Exercise description = Reproduce each line exactly, including spacing and punctuation.

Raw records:
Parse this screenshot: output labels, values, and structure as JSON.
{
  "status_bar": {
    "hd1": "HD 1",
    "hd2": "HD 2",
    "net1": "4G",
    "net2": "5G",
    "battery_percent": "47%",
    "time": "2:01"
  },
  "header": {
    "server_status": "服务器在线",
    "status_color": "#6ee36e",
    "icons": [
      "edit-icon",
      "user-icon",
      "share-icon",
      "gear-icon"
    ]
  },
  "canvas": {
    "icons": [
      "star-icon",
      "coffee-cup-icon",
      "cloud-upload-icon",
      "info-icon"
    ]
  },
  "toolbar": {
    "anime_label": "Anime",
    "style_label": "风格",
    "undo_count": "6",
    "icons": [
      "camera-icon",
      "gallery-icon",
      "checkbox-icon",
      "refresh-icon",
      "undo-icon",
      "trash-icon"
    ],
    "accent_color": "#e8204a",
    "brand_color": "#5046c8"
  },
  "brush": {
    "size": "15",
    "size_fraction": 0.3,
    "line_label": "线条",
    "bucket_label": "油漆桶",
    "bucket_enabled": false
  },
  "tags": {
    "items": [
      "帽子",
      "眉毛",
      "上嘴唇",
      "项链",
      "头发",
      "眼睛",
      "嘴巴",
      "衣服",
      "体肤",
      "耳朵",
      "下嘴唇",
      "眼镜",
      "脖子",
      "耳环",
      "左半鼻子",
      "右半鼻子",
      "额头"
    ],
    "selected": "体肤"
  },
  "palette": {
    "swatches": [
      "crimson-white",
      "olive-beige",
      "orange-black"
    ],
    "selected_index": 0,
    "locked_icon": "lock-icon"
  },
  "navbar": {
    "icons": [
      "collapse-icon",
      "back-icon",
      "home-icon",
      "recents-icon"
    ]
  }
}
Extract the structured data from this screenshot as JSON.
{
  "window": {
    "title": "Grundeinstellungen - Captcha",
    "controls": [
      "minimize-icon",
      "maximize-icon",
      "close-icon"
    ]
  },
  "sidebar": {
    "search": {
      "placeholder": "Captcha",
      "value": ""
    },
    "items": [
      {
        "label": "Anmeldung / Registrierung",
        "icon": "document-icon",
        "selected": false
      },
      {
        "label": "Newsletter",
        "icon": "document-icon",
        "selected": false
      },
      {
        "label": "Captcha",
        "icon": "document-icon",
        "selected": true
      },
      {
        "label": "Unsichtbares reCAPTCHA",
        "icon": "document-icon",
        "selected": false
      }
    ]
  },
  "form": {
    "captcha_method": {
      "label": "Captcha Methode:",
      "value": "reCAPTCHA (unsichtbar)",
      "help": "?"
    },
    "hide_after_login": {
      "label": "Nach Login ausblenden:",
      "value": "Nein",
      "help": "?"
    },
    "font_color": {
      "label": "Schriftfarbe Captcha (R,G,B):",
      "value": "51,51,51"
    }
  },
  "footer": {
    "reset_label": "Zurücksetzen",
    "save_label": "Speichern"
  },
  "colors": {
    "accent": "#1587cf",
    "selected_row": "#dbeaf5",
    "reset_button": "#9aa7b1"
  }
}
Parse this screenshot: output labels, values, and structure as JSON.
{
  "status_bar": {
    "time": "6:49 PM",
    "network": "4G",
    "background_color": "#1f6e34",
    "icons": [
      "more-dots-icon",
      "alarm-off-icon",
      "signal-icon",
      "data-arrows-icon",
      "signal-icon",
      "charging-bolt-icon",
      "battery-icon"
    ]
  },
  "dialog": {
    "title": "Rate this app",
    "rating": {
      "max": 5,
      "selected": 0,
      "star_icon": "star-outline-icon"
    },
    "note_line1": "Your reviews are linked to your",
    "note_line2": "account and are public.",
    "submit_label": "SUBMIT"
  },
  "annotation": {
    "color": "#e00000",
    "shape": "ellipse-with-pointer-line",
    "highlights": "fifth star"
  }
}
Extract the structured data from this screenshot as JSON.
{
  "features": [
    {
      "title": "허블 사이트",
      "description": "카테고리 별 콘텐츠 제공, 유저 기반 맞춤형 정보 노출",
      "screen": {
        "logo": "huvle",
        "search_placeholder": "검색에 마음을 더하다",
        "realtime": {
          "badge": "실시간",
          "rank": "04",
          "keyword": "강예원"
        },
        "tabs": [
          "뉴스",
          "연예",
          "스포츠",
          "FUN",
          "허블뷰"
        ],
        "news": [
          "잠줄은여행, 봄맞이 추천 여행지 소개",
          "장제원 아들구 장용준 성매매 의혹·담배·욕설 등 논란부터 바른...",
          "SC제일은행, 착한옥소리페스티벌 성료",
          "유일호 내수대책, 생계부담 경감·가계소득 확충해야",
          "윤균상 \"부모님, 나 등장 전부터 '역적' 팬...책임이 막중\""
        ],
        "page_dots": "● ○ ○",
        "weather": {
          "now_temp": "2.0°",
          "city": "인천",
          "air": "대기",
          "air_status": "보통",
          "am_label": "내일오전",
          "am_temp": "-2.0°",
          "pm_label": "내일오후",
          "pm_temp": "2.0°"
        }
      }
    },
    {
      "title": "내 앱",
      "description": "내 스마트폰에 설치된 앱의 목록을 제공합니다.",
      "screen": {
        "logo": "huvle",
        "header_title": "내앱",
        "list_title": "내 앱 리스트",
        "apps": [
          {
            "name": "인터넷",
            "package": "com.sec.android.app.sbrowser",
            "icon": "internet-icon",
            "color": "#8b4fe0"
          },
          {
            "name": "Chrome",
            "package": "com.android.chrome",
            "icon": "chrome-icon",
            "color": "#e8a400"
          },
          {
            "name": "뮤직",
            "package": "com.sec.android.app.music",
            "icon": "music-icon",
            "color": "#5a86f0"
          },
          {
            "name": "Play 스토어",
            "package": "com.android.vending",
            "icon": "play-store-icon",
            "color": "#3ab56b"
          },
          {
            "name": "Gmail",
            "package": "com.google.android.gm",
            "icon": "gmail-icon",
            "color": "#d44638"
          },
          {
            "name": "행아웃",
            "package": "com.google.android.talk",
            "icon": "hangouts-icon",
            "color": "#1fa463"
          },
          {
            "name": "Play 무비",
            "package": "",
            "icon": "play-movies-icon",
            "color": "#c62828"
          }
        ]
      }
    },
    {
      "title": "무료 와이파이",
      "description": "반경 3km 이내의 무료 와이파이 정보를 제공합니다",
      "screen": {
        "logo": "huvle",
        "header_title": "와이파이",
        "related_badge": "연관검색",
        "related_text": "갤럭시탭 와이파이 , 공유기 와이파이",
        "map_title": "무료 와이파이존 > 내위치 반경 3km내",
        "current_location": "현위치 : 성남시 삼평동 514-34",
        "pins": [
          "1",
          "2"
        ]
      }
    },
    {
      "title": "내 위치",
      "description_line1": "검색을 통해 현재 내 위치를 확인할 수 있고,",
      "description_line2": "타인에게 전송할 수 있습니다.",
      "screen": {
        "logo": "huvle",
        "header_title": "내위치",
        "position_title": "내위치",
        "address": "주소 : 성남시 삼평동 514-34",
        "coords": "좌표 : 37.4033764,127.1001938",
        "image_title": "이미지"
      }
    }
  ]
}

Solution for this problem =
Parse this screenshot: output labels, values, and structure as JSON.
{
  "status_bar": {
    "hd1": "HD 1",
    "hd2": "HD 2",
    "net1": "4G",
    "net2": "5G",
    "battery_percent": "47%",
    "time": "2:01"
  },
  "header": {
    "server_status": "服务器在线",
    "status_color": "#6ee36e",
    "icons": [
      "edit-icon",
      "user-icon",
      "share-icon",
      "gear-icon"
    ]
  },
  "canvas": {
    "icons": [
      "star-icon",
      "coffee-cup-icon",
      "cloud-upload-icon",
      "info-icon"
    ]
  },
  "toolbar": {
    "anime_label": "Anime",
    "style_label": "风格",
    "undo_count": "6",
    "icons": [
      "camera-icon",
      "gallery-icon",
      "checkbox-icon",
      "refresh-icon",
      "undo-icon",
      "trash-icon"
    ],
    "accent_color": "#e8204a",
    "brand_color": "#5046c8"
  },
  "brush": {
    "size": "15",
    "size_fraction": 0.3,
    "line_label": "线条",
    "bucket_label": "油漆桶",
    "bucket_enabled": false
  },
  "tags": {
    "items": [
      "帽子",
      "眉毛",
      "上嘴唇",
      "项链",
      "头发",
      "眼睛",
      "嘴巴",
      "衣服",
      "体肤",
      "耳朵",
      "下嘴唇",
      "眼镜",
      "脖子",
      "耳环",
      "左半鼻子",
      "右半鼻子",
      "额头"
    ],
    "selected": "体肤"
  },
  "palette": {
    "swatches": [
      "crimson-white",
      "olive-beige",
      "orange-black"
    ],
    "selected_index": 0,
    "locked_icon": "lock-icon"
  },
  "navbar": {
    "icons": [
      "collapse-icon",
      "back-icon",
      "home-icon",
      "recents-icon"
    ]
  }
}
Extract the structured data from this screenshot as JSON.
{
  "window": {
    "title": "Grundeinstellungen - Captcha",
    "controls": [
      "minimize-icon",
      "maximize-icon",
      "close-icon"
    ]
  },
  "sidebar": {
    "search": {
      "placeholder": "Captcha",
      "value": ""
    },
    "items": [
      {
        "label": "Anmeldung / Registrierung",
        "icon": "document-icon",
        "selected": false
      },
      {
        "label": "Newsletter",
        "icon": "document-icon",
        "selected": false
      },
      {
        "label": "Captcha",
        "icon": "document-icon",
        "selected": true
      },
      {
        "label": "Unsichtbares reCAPTCHA",
        "icon": "document-icon",
        "selected": false
      }
    ]
  },
  "form": {
    "captcha_method": {
      "label": "Captcha Methode:",
      "value": "reCAPTCHA (unsichtbar)",
      "help": "?"
    },
    "hide_after_login": {
      "label": "Nach Login ausblenden:",
      "value": "Nein",
      "help": "?"
    },
    "font_color": {
      "label": "Schriftfarbe Captcha (R,G,B):",
      "value": "51,51,51"
    }
  },
  "footer": {
    "reset_label": "Zurücksetzen",
    "save_label": "Speichern"
  },
  "colors": {
    "accent": "#1587cf",
    "selected_row": "#dbeaf5",
    "reset_button": "#9aa7b1"
  }
}
Parse this screenshot: output labels, values, and structure as JSON.
{
  "status_bar": {
    "time": "6:49 PM",
    "network": "4G",
    "background_color": "#1f6e34",
    "icons": [
      "more-dots-icon",
      "alarm-off-icon",
      "signal-icon",
      "data-arrows-icon",
      "signal-icon",
      "charging-bolt-icon",
      "battery-icon"
    ]
  },
  "dialog": {
    "title": "Rate this app",
    "rating": {
      "max": 5,
      "selected": 0,
      "star_icon": "star-outline-icon"
    },
    "note_line1": "Your reviews are linked to your",
    "note_line2": "account and are public.",
    "submit_label": "SUBMIT"
  },
  "annotation": {
    "color": "#e00000",
    "shape": "ellipse-with-pointer-line",
    "highlights": "fifth star"
  }
}
Extract the structured data from this screenshot as JSON.
{
  "features": [
    {
      "title": "허블 사이트",
      "description": "카테고리 별 콘텐츠 제공, 유저 기반 맞춤형 정보 노출",
      "screen": {
        "logo": "huvle",
        "search_placeholder": "검색에 마음을 더하다",
        "realtime": {
          "badge": "실시간",
          "rank": "04",
          "keyword": "강예원"
        },
        "tabs": [
          "뉴스",
          "연예",
          "스포츠",
          "FUN",
          "허블뷰"
        ],
        "news": [
          "잠줄은여행, 봄맞이 추천 여행지 소개",
          "장제원 아들구 장용준 성매매 의혹·담배·욕설 등 논란부터 바른...",
          "SC제일은행, 착한옥소리페스티벌 성료",
          "유일호 내수대책, 생계부담 경감·가계소득 확충해야",
          "윤균상 \"부모님, 나 등장 전부터 '역적' 팬...책임이 막중\""
        ],
        "page_dots": "● ○ ○",
        "weather": {
          "now_temp": "2.0°",
          "city": "인천",
          "air": "대기",
          "air_status": "보통",
          "am_label": "내일오전",
          "am_temp": "-2.0°",
          "pm_label": "내일오후",
          "pm_temp": "2.0°"
        }
      }
    },
    {
      "title": "내 앱",
      "description": "내 스마트폰에 설치된 앱의 목록을 제공합니다.",
      "screen": {
        "logo": "huvle",
        "header_title": "내앱",
        "list_title": "내 앱 리스트",
        "apps": [
          {
            "name": "인터넷",
            "package": "com.sec.android.app.sbrowser",
            "icon": "internet-icon",
            "color": "#8b4fe0"
          },
          {
            "name": "Chrome",
            "package": "com.android.chrome",
            "icon": "chrome-icon",
            "color": "#e8a400"
          },
          {
            "name": "뮤직",
            "package": "com.sec.android.app.music",
            "icon": "music-icon",
            "color": "#5a86f0"
          },
          {
            "name": "Play 스토어",
            "package": "com.android.vending",
            "icon": "play-store-icon",
            "color": "#3ab56b"
          },
          {
            "name": "Gmail",
            "package": "com.google.android.gm",
            "icon": "gmail-icon",
            "color": "#d44638"
          },
          {
            "name": "행아웃",
            "package": "com.google.android.talk",
            "icon": "hangouts-icon",
            "color": "#1fa463"
          },
          {
            "name": "Play 무비",
            "package": "",
            "icon": "play-movies-icon",
            "color": "#c62828"
          }
        ]
      }
    },
    {
      "title": "무료 와이파이",
      "description": "반경 3km 이내의 무료 와이파이 정보를 제공합니다",
      "screen": {
        "logo": "huvle",
        "header_title": "와이파이",
        "related_badge": "연관검색",
        "related_text": "갤럭시탭 와이파이 , 공유기 와이파이",
        "map_title": "무료 와이파이존 > 내위치 반경 3km내",
        "current_location": "현위치 : 성남시 삼평동 514-34",
        "pins": [
          "1",
          "2"
        ]
      }
    },
    {
      "title": "내 위치",
      "description_line1": "검색을 통해 현재 내 위치를 확인할 수 있고,",
      "description_line2": "타인에게 전송할 수 있습니다.",
      "screen": {
        "logo": "huvle",
        "header_title": "내위치",
        "position_title": "내위치",
        "address": "주소 : 성남시 삼평동 514-34",
        "coords": "좌표 : 37.4033764,127.1001938",
        "image_title": "이미지"
      }
    }
  ]
}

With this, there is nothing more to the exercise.